Reproduce only the lines from the line containing "Output a JSON" to the end of the entries below, including both of those lines.

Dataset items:
━━━━━━━━━━━━━━━━━━━━

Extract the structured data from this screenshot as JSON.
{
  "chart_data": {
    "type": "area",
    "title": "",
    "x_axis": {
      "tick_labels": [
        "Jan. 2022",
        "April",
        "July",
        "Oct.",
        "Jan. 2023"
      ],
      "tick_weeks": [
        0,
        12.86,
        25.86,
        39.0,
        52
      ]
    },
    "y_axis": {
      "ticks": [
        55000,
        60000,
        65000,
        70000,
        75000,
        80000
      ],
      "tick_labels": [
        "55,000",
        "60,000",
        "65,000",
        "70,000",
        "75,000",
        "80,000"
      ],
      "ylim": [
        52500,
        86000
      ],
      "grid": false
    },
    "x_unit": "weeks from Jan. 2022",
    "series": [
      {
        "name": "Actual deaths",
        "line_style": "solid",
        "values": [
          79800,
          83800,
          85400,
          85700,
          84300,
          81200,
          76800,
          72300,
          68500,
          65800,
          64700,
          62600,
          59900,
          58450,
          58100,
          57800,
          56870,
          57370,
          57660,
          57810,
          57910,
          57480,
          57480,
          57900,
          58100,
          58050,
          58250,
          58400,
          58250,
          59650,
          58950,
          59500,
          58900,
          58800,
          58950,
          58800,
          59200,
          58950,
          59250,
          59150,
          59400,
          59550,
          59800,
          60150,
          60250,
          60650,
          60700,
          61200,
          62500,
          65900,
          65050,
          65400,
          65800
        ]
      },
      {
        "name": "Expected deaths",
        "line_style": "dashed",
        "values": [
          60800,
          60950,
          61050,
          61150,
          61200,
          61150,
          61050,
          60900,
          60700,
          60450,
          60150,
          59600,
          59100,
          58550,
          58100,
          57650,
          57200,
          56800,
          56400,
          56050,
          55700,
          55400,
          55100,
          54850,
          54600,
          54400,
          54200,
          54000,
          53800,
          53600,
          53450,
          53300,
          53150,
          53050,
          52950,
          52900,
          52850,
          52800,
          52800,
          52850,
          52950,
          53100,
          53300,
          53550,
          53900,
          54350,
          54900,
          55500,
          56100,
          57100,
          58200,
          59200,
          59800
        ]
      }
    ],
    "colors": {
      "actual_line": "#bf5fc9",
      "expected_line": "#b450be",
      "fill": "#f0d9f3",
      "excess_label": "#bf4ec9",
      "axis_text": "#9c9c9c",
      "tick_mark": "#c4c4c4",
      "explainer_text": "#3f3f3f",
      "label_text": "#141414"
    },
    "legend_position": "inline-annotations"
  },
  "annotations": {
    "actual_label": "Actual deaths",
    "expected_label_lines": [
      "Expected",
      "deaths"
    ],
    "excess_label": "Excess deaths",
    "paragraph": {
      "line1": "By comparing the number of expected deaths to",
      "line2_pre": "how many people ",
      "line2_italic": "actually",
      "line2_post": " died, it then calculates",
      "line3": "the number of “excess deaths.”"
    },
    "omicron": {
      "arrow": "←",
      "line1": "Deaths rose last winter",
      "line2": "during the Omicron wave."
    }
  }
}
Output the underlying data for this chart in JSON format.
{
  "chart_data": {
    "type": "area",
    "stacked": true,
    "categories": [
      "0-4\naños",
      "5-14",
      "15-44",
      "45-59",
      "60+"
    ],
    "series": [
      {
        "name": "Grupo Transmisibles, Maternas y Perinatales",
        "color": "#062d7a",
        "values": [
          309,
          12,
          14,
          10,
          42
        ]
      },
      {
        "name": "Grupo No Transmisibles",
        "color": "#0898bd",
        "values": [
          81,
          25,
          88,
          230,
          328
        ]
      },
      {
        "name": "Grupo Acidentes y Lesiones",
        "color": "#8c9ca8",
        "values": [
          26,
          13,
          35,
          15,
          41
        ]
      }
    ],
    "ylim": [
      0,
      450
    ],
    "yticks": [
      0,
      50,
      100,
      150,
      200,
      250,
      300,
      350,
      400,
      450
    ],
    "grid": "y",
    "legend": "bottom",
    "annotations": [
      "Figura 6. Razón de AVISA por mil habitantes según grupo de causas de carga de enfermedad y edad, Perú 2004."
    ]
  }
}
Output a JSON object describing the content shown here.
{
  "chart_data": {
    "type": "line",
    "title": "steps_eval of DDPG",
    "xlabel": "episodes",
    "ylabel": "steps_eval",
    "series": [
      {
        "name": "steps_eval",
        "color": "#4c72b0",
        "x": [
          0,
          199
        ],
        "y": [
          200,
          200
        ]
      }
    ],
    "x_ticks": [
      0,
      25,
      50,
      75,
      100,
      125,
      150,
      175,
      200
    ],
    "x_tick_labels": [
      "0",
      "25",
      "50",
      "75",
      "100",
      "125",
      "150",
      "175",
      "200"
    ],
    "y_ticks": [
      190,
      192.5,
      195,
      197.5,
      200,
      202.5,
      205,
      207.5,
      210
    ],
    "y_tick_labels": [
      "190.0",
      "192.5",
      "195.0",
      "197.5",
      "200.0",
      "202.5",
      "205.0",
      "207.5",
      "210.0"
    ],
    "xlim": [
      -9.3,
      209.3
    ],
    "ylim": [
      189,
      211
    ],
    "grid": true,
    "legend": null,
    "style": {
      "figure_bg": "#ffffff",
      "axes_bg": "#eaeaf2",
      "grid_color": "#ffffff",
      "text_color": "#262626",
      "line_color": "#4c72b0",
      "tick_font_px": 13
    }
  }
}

━━━━━━━━━━━━━━━━━━━━

*FINAL ANSWER*:
Output a JSON object describing the content shown here.
{
  "chart_data": {
    "type": "line",
    "title": "steps_eval of DDPG",
    "xlabel": "episodes",
    "ylabel": "steps_eval",
    "series": [
      {
        "name": "steps_eval",
        "color": "#4c72b0",
        "x": [
          0,
          199
        ],
        "y": [
          200,
          200
        ]
      }
    ],
    "x_ticks": [
      0,
      25,
      50,
      75,
      100,
      125,
      150,
      175,
      200
    ],
    "x_tick_labels": [
      "0",
      "25",
      "50",
      "75",
      "100",
      "125",
      "150",
      "175",
      "200"
    ],
    "y_ticks": [
      190,
      192.5,
      195,
      197.5,
      200,
      202.5,
      205,
      207.5,
      210
    ],
    "y_tick_labels": [
      "190.0",
      "192.5",
      "195.0",
      "197.5",
      "200.0",
      "202.5",
      "205.0",
      "207.5",
      "210.0"
    ],
    "xlim": [
      -9.3,
      209.3
    ],
    "ylim": [
      189,
      211
    ],
    "grid": true,
    "legend": null,
    "style": {
      "figure_bg": "#ffffff",
      "axes_bg": "#eaeaf2",
      "grid_color": "#ffffff",
      "text_color": "#262626",
      "line_color": "#4c72b0",
      "tick_font_px": 13
    }
  }
}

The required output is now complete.